The request
Write out the listing in full, matching it word for word.

==========

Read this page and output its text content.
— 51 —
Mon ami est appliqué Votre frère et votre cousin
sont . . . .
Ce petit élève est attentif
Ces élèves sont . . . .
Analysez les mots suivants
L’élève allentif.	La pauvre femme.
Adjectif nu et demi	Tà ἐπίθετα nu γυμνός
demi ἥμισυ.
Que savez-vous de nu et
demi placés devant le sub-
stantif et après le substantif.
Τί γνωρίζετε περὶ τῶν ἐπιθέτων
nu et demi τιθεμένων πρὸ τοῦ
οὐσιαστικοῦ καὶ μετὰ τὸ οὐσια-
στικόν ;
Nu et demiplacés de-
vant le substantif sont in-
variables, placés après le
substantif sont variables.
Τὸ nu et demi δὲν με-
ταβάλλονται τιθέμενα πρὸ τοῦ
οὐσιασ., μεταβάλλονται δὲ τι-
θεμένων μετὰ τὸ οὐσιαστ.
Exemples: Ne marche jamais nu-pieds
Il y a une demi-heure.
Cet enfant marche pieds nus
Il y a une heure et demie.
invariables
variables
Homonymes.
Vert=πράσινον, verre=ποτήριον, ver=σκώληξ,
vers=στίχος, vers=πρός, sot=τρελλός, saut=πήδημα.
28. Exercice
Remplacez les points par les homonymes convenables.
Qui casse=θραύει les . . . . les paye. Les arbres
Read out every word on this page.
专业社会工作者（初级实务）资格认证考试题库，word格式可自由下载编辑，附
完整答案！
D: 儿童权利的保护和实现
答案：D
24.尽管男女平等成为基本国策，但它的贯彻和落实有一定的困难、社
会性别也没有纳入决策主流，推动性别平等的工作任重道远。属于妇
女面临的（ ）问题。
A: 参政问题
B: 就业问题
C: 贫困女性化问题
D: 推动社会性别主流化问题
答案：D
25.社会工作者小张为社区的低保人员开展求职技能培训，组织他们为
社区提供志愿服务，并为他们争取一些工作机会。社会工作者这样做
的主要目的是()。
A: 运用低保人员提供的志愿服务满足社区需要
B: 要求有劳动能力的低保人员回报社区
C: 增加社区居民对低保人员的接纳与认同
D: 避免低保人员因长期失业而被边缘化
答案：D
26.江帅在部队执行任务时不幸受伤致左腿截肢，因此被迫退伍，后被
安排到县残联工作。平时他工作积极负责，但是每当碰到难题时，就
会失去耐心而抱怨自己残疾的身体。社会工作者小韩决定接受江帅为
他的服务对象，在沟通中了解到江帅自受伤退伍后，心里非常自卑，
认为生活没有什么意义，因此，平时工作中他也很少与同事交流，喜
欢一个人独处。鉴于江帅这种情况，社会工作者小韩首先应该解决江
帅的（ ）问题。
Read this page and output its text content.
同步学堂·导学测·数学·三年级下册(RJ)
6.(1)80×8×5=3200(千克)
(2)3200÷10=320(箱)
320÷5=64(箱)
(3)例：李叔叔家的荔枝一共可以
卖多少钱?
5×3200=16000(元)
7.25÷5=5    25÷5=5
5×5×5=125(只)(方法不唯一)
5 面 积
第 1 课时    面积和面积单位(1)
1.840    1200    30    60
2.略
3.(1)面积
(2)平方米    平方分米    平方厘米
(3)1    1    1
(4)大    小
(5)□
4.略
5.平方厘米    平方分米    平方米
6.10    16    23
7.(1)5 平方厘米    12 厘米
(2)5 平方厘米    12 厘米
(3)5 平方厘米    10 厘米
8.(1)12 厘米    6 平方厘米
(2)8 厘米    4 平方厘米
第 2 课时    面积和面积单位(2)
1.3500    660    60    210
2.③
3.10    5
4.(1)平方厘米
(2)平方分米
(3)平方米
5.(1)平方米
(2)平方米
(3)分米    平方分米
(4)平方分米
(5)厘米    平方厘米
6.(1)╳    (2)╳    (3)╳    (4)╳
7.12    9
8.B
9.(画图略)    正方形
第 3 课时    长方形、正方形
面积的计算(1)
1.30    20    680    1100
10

==========

Written solution
Read this page and output its text content.
— 51 —
Mon ami est appliqué Votre frère et votre cousin
sont . . . .
Ce petit élève est attentif
Ces élèves sont . . . .
Analysez les mots suivants
L’élève allentif.	La pauvre femme.
Adjectif nu et demi	Tà ἐπίθετα nu γυμνός
demi ἥμισυ.
Que savez-vous de nu et
demi placés devant le sub-
stantif et après le substantif.
Τί γνωρίζετε περὶ τῶν ἐπιθέτων
nu et demi τιθεμένων πρὸ τοῦ
οὐσιαστικοῦ καὶ μετὰ τὸ οὐσια-
στικόν ;
Nu et demiplacés de-
vant le substantif sont in-
variables, placés après le
substantif sont variables.
Τὸ nu et demi δὲν με-
ταβάλλονται τιθέμενα πρὸ τοῦ
οὐσιασ., μεταβάλλονται δὲ τι-
θεμένων μετὰ τὸ οὐσιαστ.
Exemples: Ne marche jamais nu-pieds
Il y a une demi-heure.
Cet enfant marche pieds nus
Il y a une heure et demie.
invariables
variables
Homonymes.
Vert=πράσινον, verre=ποτήριον, ver=σκώληξ,
vers=στίχος, vers=πρός, sot=τρελλός, saut=πήδημα.
28. Exercice
Remplacez les points par les homonymes convenables.
Qui casse=θραύει les . . . . les paye. Les arbres
Read out every word on this page.
专业社会工作者（初级实务）资格认证考试题库，word格式可自由下载编辑，附
完整答案！
D: 儿童权利的保护和实现
答案：D
24.尽管男女平等成为基本国策，但它的贯彻和落实有一定的困难、社
会性别也没有纳入决策主流，推动性别平等的工作任重道远。属于妇
女面临的（ ）问题。
A: 参政问题
B: 就业问题
C: 贫困女性化问题
D: 推动社会性别主流化问题
答案：D
25.社会工作者小张为社区的低保人员开展求职技能培训，组织他们为
社区提供志愿服务，并为他们争取一些工作机会。社会工作者这样做
的主要目的是()。
A: 运用低保人员提供的志愿服务满足社区需要
B: 要求有劳动能力的低保人员回报社区
C: 增加社区居民对低保人员的接纳与认同
D: 避免低保人员因长期失业而被边缘化
答案：D
26.江帅在部队执行任务时不幸受伤致左腿截肢，因此被迫退伍，后被
安排到县残联工作。平时他工作积极负责，但是每当碰到难题时，就
会失去耐心而抱怨自己残疾的身体。社会工作者小韩决定接受江帅为
他的服务对象，在沟通中了解到江帅自受伤退伍后，心里非常自卑，
认为生活没有什么意义，因此，平时工作中他也很少与同事交流，喜
欢一个人独处。鉴于江帅这种情况，社会工作者小韩首先应该解决江
帅的（ ）问题。
Read this page and output its text content.
同步学堂·导学测·数学·三年级下册(RJ)
6.(1)80×8×5=3200(千克)
(2)3200÷10=320(箱)
320÷5=64(箱)
(3)例：李叔叔家的荔枝一共可以
卖多少钱?
5×3200=16000(元)
7.25÷5=5    25÷5=5
5×5×5=125(只)(方法不唯一)
5 面 积
第 1 课时    面积和面积单位(1)
1.840    1200    30    60
2.略
3.(1)面积
(2)平方米    平方分米    平方厘米
(3)1    1    1
(4)大    小
(5)□
4.略
5.平方厘米    平方分米    平方米
6.10    16    23
7.(1)5 平方厘米    12 厘米
(2)5 平方厘米    12 厘米
(3)5 平方厘米    10 厘米
8.(1)12 厘米    6 平方厘米
(2)8 厘米    4 平方厘米
第 2 课时    面积和面积单位(2)
1.3500    660    60    210
2.③
3.10    5
4.(1)平方厘米
(2)平方分米
(3)平方米
5.(1)平方米
(2)平方米
(3)分米    平方分米
(4)平方分米
(5)厘米    平方厘米
6.(1)╳    (2)╳    (3)╳    (4)╳
7.12    9
8.B
9.(画图略)    正方形
第 3 课时    长方形、正方形
面积的计算(1)
1.30    20    680    1100
10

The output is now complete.